[Items listed in a dataset]

[Begin]

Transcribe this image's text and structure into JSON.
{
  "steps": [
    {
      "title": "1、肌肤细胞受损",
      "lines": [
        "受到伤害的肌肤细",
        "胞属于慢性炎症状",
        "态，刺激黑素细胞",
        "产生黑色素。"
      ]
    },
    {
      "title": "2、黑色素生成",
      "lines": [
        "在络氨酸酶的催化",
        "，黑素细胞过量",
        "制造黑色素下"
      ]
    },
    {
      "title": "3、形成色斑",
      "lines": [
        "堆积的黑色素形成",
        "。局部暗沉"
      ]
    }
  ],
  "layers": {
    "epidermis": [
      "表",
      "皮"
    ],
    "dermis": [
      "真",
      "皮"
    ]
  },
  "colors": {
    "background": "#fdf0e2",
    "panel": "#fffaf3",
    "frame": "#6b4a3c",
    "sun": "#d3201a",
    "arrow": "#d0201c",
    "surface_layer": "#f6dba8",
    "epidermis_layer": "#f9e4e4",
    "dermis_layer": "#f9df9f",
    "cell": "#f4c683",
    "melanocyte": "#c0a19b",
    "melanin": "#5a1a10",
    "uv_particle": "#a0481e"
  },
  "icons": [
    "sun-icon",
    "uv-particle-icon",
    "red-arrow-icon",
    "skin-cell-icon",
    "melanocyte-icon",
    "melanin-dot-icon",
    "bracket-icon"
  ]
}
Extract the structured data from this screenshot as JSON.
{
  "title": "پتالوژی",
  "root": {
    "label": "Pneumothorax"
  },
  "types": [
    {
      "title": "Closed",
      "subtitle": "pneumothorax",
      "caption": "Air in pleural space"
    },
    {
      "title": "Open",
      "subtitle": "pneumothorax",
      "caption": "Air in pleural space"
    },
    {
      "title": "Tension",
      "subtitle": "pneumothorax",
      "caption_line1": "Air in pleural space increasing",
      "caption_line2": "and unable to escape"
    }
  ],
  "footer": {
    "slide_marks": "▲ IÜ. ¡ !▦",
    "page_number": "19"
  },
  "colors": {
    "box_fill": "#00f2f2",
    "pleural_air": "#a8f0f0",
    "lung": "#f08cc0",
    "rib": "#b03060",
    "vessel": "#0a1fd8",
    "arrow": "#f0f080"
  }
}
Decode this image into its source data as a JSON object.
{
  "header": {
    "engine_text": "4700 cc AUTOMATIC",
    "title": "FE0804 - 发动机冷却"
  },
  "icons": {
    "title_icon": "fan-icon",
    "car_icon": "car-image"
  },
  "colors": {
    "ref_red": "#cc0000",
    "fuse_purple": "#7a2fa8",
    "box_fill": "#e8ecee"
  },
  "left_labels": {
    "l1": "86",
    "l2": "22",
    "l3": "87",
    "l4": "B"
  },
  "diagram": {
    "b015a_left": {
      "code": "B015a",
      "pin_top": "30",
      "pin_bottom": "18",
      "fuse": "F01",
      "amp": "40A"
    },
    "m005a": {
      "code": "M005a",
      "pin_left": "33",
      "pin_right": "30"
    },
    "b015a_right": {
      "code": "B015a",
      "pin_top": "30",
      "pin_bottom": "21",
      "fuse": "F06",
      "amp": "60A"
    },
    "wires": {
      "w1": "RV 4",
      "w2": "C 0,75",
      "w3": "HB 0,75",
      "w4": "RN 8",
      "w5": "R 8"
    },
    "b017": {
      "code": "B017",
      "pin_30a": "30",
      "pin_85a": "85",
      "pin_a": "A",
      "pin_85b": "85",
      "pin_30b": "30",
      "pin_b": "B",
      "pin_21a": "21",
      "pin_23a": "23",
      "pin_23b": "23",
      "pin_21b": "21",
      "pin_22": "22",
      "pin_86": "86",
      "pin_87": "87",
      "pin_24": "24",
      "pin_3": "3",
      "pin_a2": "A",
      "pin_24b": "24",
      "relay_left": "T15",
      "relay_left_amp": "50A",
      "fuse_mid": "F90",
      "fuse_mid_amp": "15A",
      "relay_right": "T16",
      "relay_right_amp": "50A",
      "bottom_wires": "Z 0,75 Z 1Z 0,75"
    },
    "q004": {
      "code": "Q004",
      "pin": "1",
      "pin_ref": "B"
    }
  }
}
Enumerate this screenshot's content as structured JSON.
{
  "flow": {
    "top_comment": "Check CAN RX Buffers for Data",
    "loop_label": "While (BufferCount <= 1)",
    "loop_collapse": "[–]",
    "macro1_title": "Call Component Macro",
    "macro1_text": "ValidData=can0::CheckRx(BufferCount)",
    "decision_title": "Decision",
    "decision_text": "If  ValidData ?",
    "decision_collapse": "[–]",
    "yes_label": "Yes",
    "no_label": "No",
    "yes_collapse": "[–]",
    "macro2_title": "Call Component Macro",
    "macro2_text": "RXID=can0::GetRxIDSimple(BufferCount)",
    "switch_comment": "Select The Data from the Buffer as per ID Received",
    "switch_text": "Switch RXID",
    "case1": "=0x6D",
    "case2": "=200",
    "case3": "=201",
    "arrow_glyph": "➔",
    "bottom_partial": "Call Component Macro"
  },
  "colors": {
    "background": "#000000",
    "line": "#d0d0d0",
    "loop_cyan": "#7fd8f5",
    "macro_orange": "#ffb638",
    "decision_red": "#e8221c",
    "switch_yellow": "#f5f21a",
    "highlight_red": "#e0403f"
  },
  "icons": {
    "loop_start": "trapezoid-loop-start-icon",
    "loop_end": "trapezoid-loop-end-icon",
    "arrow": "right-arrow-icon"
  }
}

[End]

Copy every record exactly, with nothing added or dropped.

__Right answer__.
Transcribe this image's text and structure into JSON.
{
  "steps": [
    {
      "title": "1、肌肤细胞受损",
      "lines": [
        "受到伤害的肌肤细",
        "胞属于慢性炎症状",
        "态，刺激黑素细胞",
        "产生黑色素。"
      ]
    },
    {
      "title": "2、黑色素生成",
      "lines": [
        "在络氨酸酶的催化",
        "，黑素细胞过量",
        "制造黑色素下"
      ]
    },
    {
      "title": "3、形成色斑",
      "lines": [
        "堆积的黑色素形成",
        "。局部暗沉"
      ]
    }
  ],
  "layers": {
    "epidermis": [
      "表",
      "皮"
    ],
    "dermis": [
      "真",
      "皮"
    ]
  },
  "colors": {
    "background": "#fdf0e2",
    "panel": "#fffaf3",
    "frame": "#6b4a3c",
    "sun": "#d3201a",
    "arrow": "#d0201c",
    "surface_layer": "#f6dba8",
    "epidermis_layer": "#f9e4e4",
    "dermis_layer": "#f9df9f",
    "cell": "#f4c683",
    "melanocyte": "#c0a19b",
    "melanin": "#5a1a10",
    "uv_particle": "#a0481e"
  },
  "icons": [
    "sun-icon",
    "uv-particle-icon",
    "red-arrow-icon",
    "skin-cell-icon",
    "melanocyte-icon",
    "melanin-dot-icon",
    "bracket-icon"
  ]
}
Extract the structured data from this screenshot as JSON.
{
  "title": "پتالوژی",
  "root": {
    "label": "Pneumothorax"
  },
  "types": [
    {
      "title": "Closed",
      "subtitle": "pneumothorax",
      "caption": "Air in pleural space"
    },
    {
      "title": "Open",
      "subtitle": "pneumothorax",
      "caption": "Air in pleural space"
    },
    {
      "title": "Tension",
      "subtitle": "pneumothorax",
      "caption_line1": "Air in pleural space increasing",
      "caption_line2": "and unable to escape"
    }
  ],
  "footer": {
    "slide_marks": "▲ IÜ. ¡ !▦",
    "page_number": "19"
  },
  "colors": {
    "box_fill": "#00f2f2",
    "pleural_air": "#a8f0f0",
    "lung": "#f08cc0",
    "rib": "#b03060",
    "vessel": "#0a1fd8",
    "arrow": "#f0f080"
  }
}
Decode this image into its source data as a JSON object.
{
  "header": {
    "engine_text": "4700 cc AUTOMATIC",
    "title": "FE0804 - 发动机冷却"
  },
  "icons": {
    "title_icon": "fan-icon",
    "car_icon": "car-image"
  },
  "colors": {
    "ref_red": "#cc0000",
    "fuse_purple": "#7a2fa8",
    "box_fill": "#e8ecee"
  },
  "left_labels": {
    "l1": "86",
    "l2": "22",
    "l3": "87",
    "l4": "B"
  },
  "diagram": {
    "b015a_left": {
      "code": "B015a",
      "pin_top": "30",
      "pin_bottom": "18",
      "fuse": "F01",
      "amp": "40A"
    },
    "m005a": {
      "code": "M005a",
      "pin_left": "33",
      "pin_right": "30"
    },
    "b015a_right": {
      "code": "B015a",
      "pin_top": "30",
      "pin_bottom": "21",
      "fuse": "F06",
      "amp": "60A"
    },
    "wires": {
      "w1": "RV 4",
      "w2": "C 0,75",
      "w3": "HB 0,75",
      "w4": "RN 8",
      "w5": "R 8"
    },
    "b017": {
      "code": "B017",
      "pin_30a": "30",
      "pin_85a": "85",
      "pin_a": "A",
      "pin_85b": "85",
      "pin_30b": "30",
      "pin_b": "B",
      "pin_21a": "21",
      "pin_23a": "23",
      "pin_23b": "23",
      "pin_21b": "21",
      "pin_22": "22",
      "pin_86": "86",
      "pin_87": "87",
      "pin_24": "24",
      "pin_3": "3",
      "pin_a2": "A",
      "pin_24b": "24",
      "relay_left": "T15",
      "relay_left_amp": "50A",
      "fuse_mid": "F90",
      "fuse_mid_amp": "15A",
      "relay_right": "T16",
      "relay_right_amp": "50A",
      "bottom_wires": "Z 0,75 Z 1Z 0,75"
    },
    "q004": {
      "code": "Q004",
      "pin": "1",
      "pin_ref": "B"
    }
  }
}
Enumerate this screenshot's content as structured JSON.
{
  "flow": {
    "top_comment": "Check CAN RX Buffers for Data",
    "loop_label": "While (BufferCount <= 1)",
    "loop_collapse": "[–]",
    "macro1_title": "Call Component Macro",
    "macro1_text": "ValidData=can0::CheckRx(BufferCount)",
    "decision_title": "Decision",
    "decision_text": "If  ValidData ?",
    "decision_collapse": "[–]",
    "yes_label": "Yes",
    "no_label": "No",
    "yes_collapse": "[–]",
    "macro2_title": "Call Component Macro",
    "macro2_text": "RXID=can0::GetRxIDSimple(BufferCount)",
    "switch_comment": "Select The Data from the Buffer as per ID Received",
    "switch_text": "Switch RXID",
    "case1": "=0x6D",
    "case2": "=200",
    "case3": "=201",
    "arrow_glyph": "➔",
    "bottom_partial": "Call Component Macro"
  },
  "colors": {
    "background": "#000000",
    "line": "#d0d0d0",
    "loop_cyan": "#7fd8f5",
    "macro_orange": "#ffb638",
    "decision_red": "#e8221c",
    "switch_yellow": "#f5f21a",
    "highlight_red": "#e0403f"
  },
  "icons": {
    "loop_start": "trapezoid-loop-start-icon",
    "loop_end": "trapezoid-loop-end-icon",
    "arrow": "right-arrow-icon"
  }
}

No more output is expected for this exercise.